:: Given exercise ::
Leave out every picture, then transcribe the rest of the listing exactly.

:: Raw records ::

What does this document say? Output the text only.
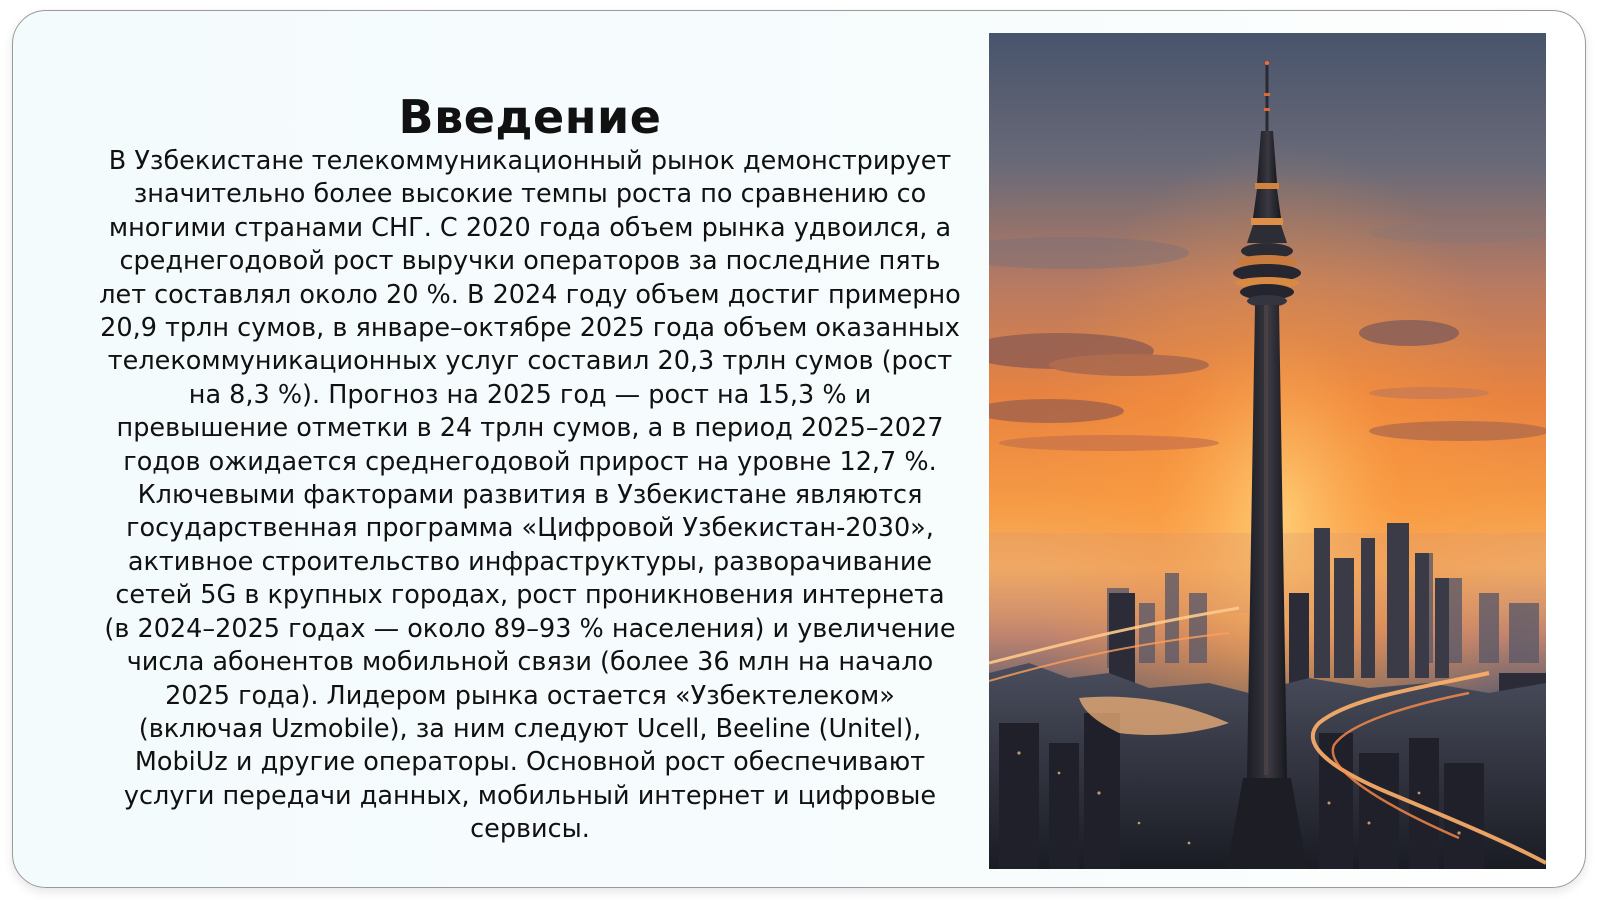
Введение

В Узбекистане телекоммуникационный рынок демонстрирует значительно более высокие темпы роста по сравнению со многими странами СНГ. С 2020 года объем рынка удвоился, а среднегодовой рост выручки операторов за последние пять лет составлял около 20 %. В 2024 году объем достиг примерно 20,9 трлн сумов, в январе–октябре 2025 года объем оказанных телекоммуникационных услуг составил 20,3 трлн сумов (рост на 8,3 %). Прогноз на 2025 год — рост на 15,3 % и превышение отметки в 24 трлн сумов, а в период 2025–2027 годов ожидается среднегодовой прирост на уровне 12,7 %.

Ключевыми факторами развития в Узбекистане являются государственная программа «Цифровой Узбекистан-2030», активное строительство инфраструктуры, разворачивание сетей 5G в крупных городах, рост проникновения интернета (в 2024–2025 годах — около 89–93 % населения) и увеличение числа абонентов мобильной связи (более 36 млн на начало 2025 года). Лидером рынка остается «Узбектелеком» (включая Uzmobile), за ним следуют Ucell, Beeline (Unitel), MobiUz и другие операторы. Основной рост обеспечивают услуги передачи данных, мобильный интернет и цифровые сервисы.
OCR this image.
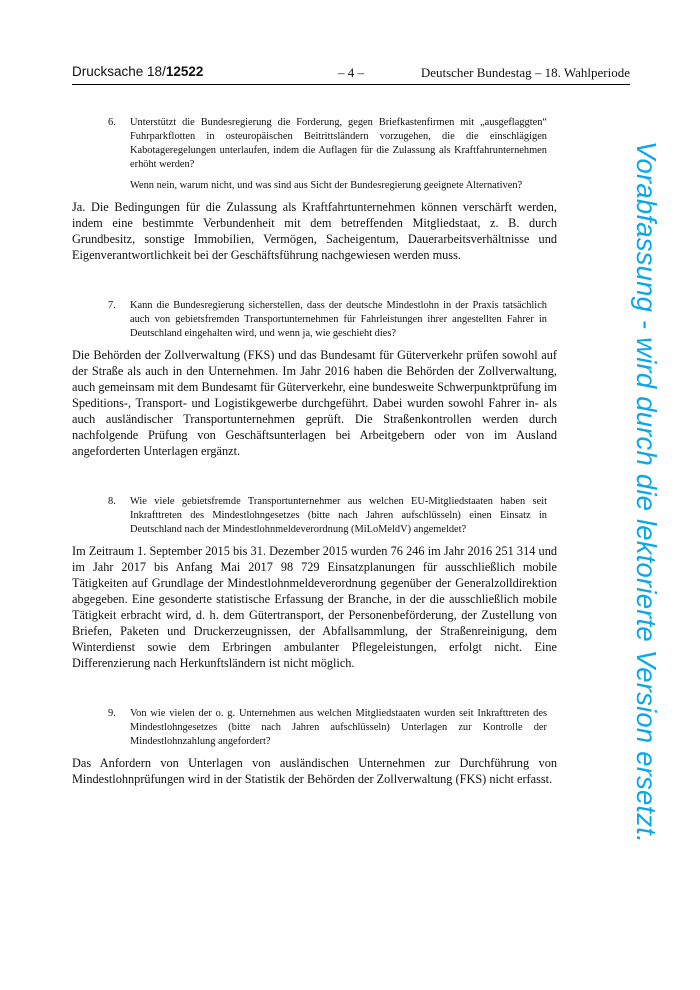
Drucksache 18/12522	– 4 –	Deutscher Bundestag – 18. Wahlperiode
6. Unterstützt die Bundesregierung die Forderung, gegen Briefkastenfirmen mit „ausgeflaggten“ Fuhrparkflotten in osteuropäischen Beitrittsländern vorzugehen, die die einschlägigen Kabotageregelungen unterlaufen, indem die Auflagen für die Zulassung als Kraftfahrunternehmen erhöht werden?

Wenn nein, warum nicht, und was sind aus Sicht der Bundesregierung geeignete Alternativen?

Ja. Die Bedingungen für die Zulassung als Kraftfahrtunternehmen können verschärft werden, indem eine bestimmte Verbundenheit mit dem betreffenden Mitgliedstaat, z. B. durch Grundbesitz, sonstige Immobilien, Vermögen, Sacheigentum, Dauerarbeitsverhältnisse und Eigenverantwortlichkeit bei der Geschäftsführung nachgewiesen werden muss.

7. Kann die Bundesregierung sicherstellen, dass der deutsche Mindestlohn in der Praxis tatsächlich auch von gebietsfremden Transportunternehmen für Fahrleistungen ihrer angestellten Fahrer in Deutschland eingehalten wird, und wenn ja, wie geschieht dies?

Die Behörden der Zollverwaltung (FKS) und das Bundesamt für Güterverkehr prüfen sowohl auf der Straße als auch in den Unternehmen. Im Jahr 2016 haben die Behörden der Zollverwaltung, auch gemeinsam mit dem Bundesamt für Güterverkehr, eine bundesweite Schwerpunktprüfung im Speditions-, Transport- und Logistikgewerbe durchgeführt. Dabei wurden sowohl Fahrer in- als auch ausländischer Transportunternehmen geprüft. Die Straßenkontrollen werden durch nachfolgende Prüfung von Geschäftsunterlagen bei Arbeitgebern oder von im Ausland angeforderten Unterlagen ergänzt.

8. Wie viele gebietsfremde Transportunternehmer aus welchen EU-Mitgliedstaaten haben seit Inkrafttreten des Mindestlohngesetzes (bitte nach Jahren aufschlüsseln) einen Einsatz in Deutschland nach der Mindestlohnmeldeverordnung (MiLoMeldV) angemeldet?

Im Zeitraum 1. September 2015 bis 31. Dezember 2015 wurden 76 246 im Jahr 2016 251 314 und im Jahr 2017 bis Anfang Mai 2017 98 729 Einsatzplanungen für ausschließlich mobile Tätigkeiten auf Grundlage der Mindestlohnmeldeverordnung gegenüber der Generalzolldirektion abgegeben. Eine gesonderte statistische Erfassung der Branche, in der die ausschließlich mobile Tätigkeit erbracht wird, d. h. dem Gütertransport, der Personenbeförderung, der Zustellung von Briefen, Paketen und Druckerzeugnissen, der Abfallsammlung, der Straßenreinigung, dem Winterdienst sowie dem Erbringen ambulanter Pflegeleistungen, erfolgt nicht. Eine Differenzierung nach Herkunftsländern ist nicht möglich.

9. Von wie vielen der o. g. Unternehmen aus welchen Mitgliedstaaten wurden seit Inkrafttreten des Mindestlohngesetzes (bitte nach Jahren aufschlüsseln) Unterlagen zur Kontrolle der Mindestlohnzahlung angefordert?

Das Anfordern von Unterlagen von ausländischen Unternehmen zur Durchführung von Mindestlohnprüfungen wird in der Statistik der Behörden der Zollverwaltung (FKS) nicht erfasst.	Vorabfassung - wird durch die lektorierte Version ersetzt.
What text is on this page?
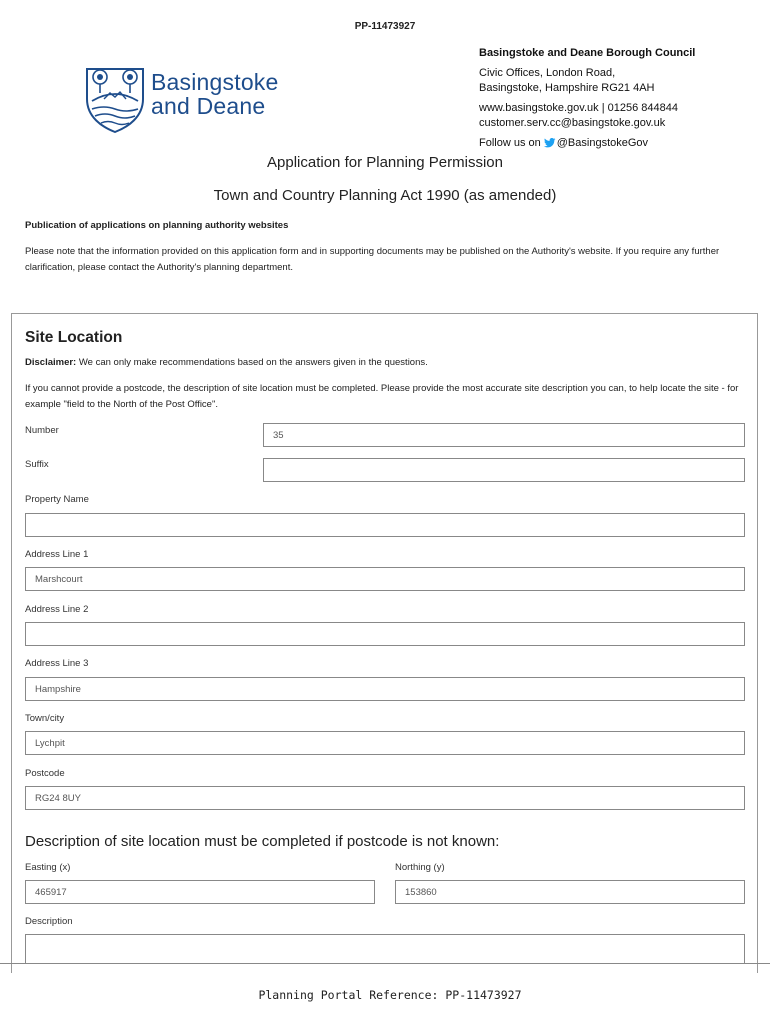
PP-11473927
Basingstoke
and Deane
Basingstoke and Deane Borough Council
Civic Offices, London Road,
Basingstoke, Hampshire RG21 4AH
www.basingstoke.gov.uk | 01256 844844
customer.serv.cc@basingstoke.gov.uk
Follow us on @BasingstokeGov
Application for Planning Permission
Town and Country Planning Act 1990 (as amended)
Publication of applications on planning authority websites
Please note that the information provided on this application form and in supporting documents may be published on the Authority's website. If you require any further clarification, please contact the Authority's planning department.
Site Location
Disclaimer: We can only make recommendations based on the answers given in the questions.
If you cannot provide a postcode, the description of site location must be completed. Please provide the most accurate site description you can, to help locate the site - for example "field to the North of the Post Office".
Number	35
Suffix
Property Name
Address Line 1
Marshcourt
Address Line 2
Address Line 3
Hampshire
Town/city
Lychpit
Postcode
RG24 8UY
Description of site location must be completed if postcode is not known:
Easting (x)
465917
Northing (y)
153860
Description
Planning Portal Reference: PP-11473927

:: Response to this task ::
What does this document say? Output the text only.
Введение

В Узбекистане телекоммуникационный рынок демонстрирует значительно более высокие темпы роста по сравнению со многими странами СНГ. С 2020 года объем рынка удвоился, а среднегодовой рост выручки операторов за последние пять лет составлял около 20 %. В 2024 году объем достиг примерно 20,9 трлн сумов, в январе–октябре 2025 года объем оказанных телекоммуникационных услуг составил 20,3 трлн сумов (рост на 8,3 %). Прогноз на 2025 год — рост на 15,3 % и превышение отметки в 24 трлн сумов, а в период 2025–2027 годов ожидается среднегодовой прирост на уровне 12,7 %.

Ключевыми факторами развития в Узбекистане являются государственная программа «Цифровой Узбекистан-2030», активное строительство инфраструктуры, разворачивание сетей 5G в крупных городах, рост проникновения интернета (в 2024–2025 годах — около 89–93 % населения) и увеличение числа абонентов мобильной связи (более 36 млн на начало 2025 года). Лидером рынка остается «Узбектелеком» (включая Uzmobile), за ним следуют Ucell, Beeline (Unitel), MobiUz и другие операторы. Основной рост обеспечивают услуги передачи данных, мобильный интернет и цифровые сервисы.
OCR this image.
Drucksache 18/12522	– 4 –	Deutscher Bundestag – 18. Wahlperiode
6. Unterstützt die Bundesregierung die Forderung, gegen Briefkastenfirmen mit „ausgeflaggten“ Fuhrparkflotten in osteuropäischen Beitrittsländern vorzugehen, die die einschlägigen Kabotageregelungen unterlaufen, indem die Auflagen für die Zulassung als Kraftfahrunternehmen erhöht werden?

Wenn nein, warum nicht, und was sind aus Sicht der Bundesregierung geeignete Alternativen?

Ja. Die Bedingungen für die Zulassung als Kraftfahrtunternehmen können verschärft werden, indem eine bestimmte Verbundenheit mit dem betreffenden Mitgliedstaat, z. B. durch Grundbesitz, sonstige Immobilien, Vermögen, Sacheigentum, Dauerarbeitsverhältnisse und Eigenverantwortlichkeit bei der Geschäftsführung nachgewiesen werden muss.

7. Kann die Bundesregierung sicherstellen, dass der deutsche Mindestlohn in der Praxis tatsächlich auch von gebietsfremden Transportunternehmen für Fahrleistungen ihrer angestellten Fahrer in Deutschland eingehalten wird, und wenn ja, wie geschieht dies?

Die Behörden der Zollverwaltung (FKS) und das Bundesamt für Güterverkehr prüfen sowohl auf der Straße als auch in den Unternehmen. Im Jahr 2016 haben die Behörden der Zollverwaltung, auch gemeinsam mit dem Bundesamt für Güterverkehr, eine bundesweite Schwerpunktprüfung im Speditions-, Transport- und Logistikgewerbe durchgeführt. Dabei wurden sowohl Fahrer in- als auch ausländischer Transportunternehmen geprüft. Die Straßenkontrollen werden durch nachfolgende Prüfung von Geschäftsunterlagen bei Arbeitgebern oder von im Ausland angeforderten Unterlagen ergänzt.

8. Wie viele gebietsfremde Transportunternehmer aus welchen EU-Mitgliedstaaten haben seit Inkrafttreten des Mindestlohngesetzes (bitte nach Jahren aufschlüsseln) einen Einsatz in Deutschland nach der Mindestlohnmeldeverordnung (MiLoMeldV) angemeldet?

Im Zeitraum 1. September 2015 bis 31. Dezember 2015 wurden 76 246 im Jahr 2016 251 314 und im Jahr 2017 bis Anfang Mai 2017 98 729 Einsatzplanungen für ausschließlich mobile Tätigkeiten auf Grundlage der Mindestlohnmeldeverordnung gegenüber der Generalzolldirektion abgegeben. Eine gesonderte statistische Erfassung der Branche, in der die ausschließlich mobile Tätigkeit erbracht wird, d. h. dem Gütertransport, der Personenbeförderung, der Zustellung von Briefen, Paketen und Druckerzeugnissen, der Abfallsammlung, der Straßenreinigung, dem Winterdienst sowie dem Erbringen ambulanter Pflegeleistungen, erfolgt nicht. Eine Differenzierung nach Herkunftsländern ist nicht möglich.

9. Von wie vielen der o. g. Unternehmen aus welchen Mitgliedstaaten wurden seit Inkrafttreten des Mindestlohngesetzes (bitte nach Jahren aufschlüsseln) Unterlagen zur Kontrolle der Mindestlohnzahlung angefordert?

Das Anfordern von Unterlagen von ausländischen Unternehmen zur Durchführung von Mindestlohnprüfungen wird in der Statistik der Behörden der Zollverwaltung (FKS) nicht erfasst.	Vorabfassung - wird durch die lektorierte Version ersetzt.
What text is on this page?
PP-11473927
Basingstoke
and Deane
Basingstoke and Deane Borough Council
Civic Offices, London Road,
Basingstoke, Hampshire RG21 4AH
www.basingstoke.gov.uk | 01256 844844
customer.serv.cc@basingstoke.gov.uk
Follow us on @BasingstokeGov
Application for Planning Permission
Town and Country Planning Act 1990 (as amended)
Publication of applications on planning authority websites
Please note that the information provided on this application form and in supporting documents may be published on the Authority's website. If you require any further clarification, please contact the Authority's planning department.
Site Location
Disclaimer: We can only make recommendations based on the answers given in the questions.
If you cannot provide a postcode, the description of site location must be completed. Please provide the most accurate site description you can, to help locate the site - for example "field to the North of the Post Office".
Number	35
Suffix
Property Name
Address Line 1
Marshcourt
Address Line 2
Address Line 3
Hampshire
Town/city
Lychpit
Postcode
RG24 8UY
Description of site location must be completed if postcode is not known:
Easting (x)
465917
Northing (y)
153860
Description
Planning Portal Reference: PP-11473927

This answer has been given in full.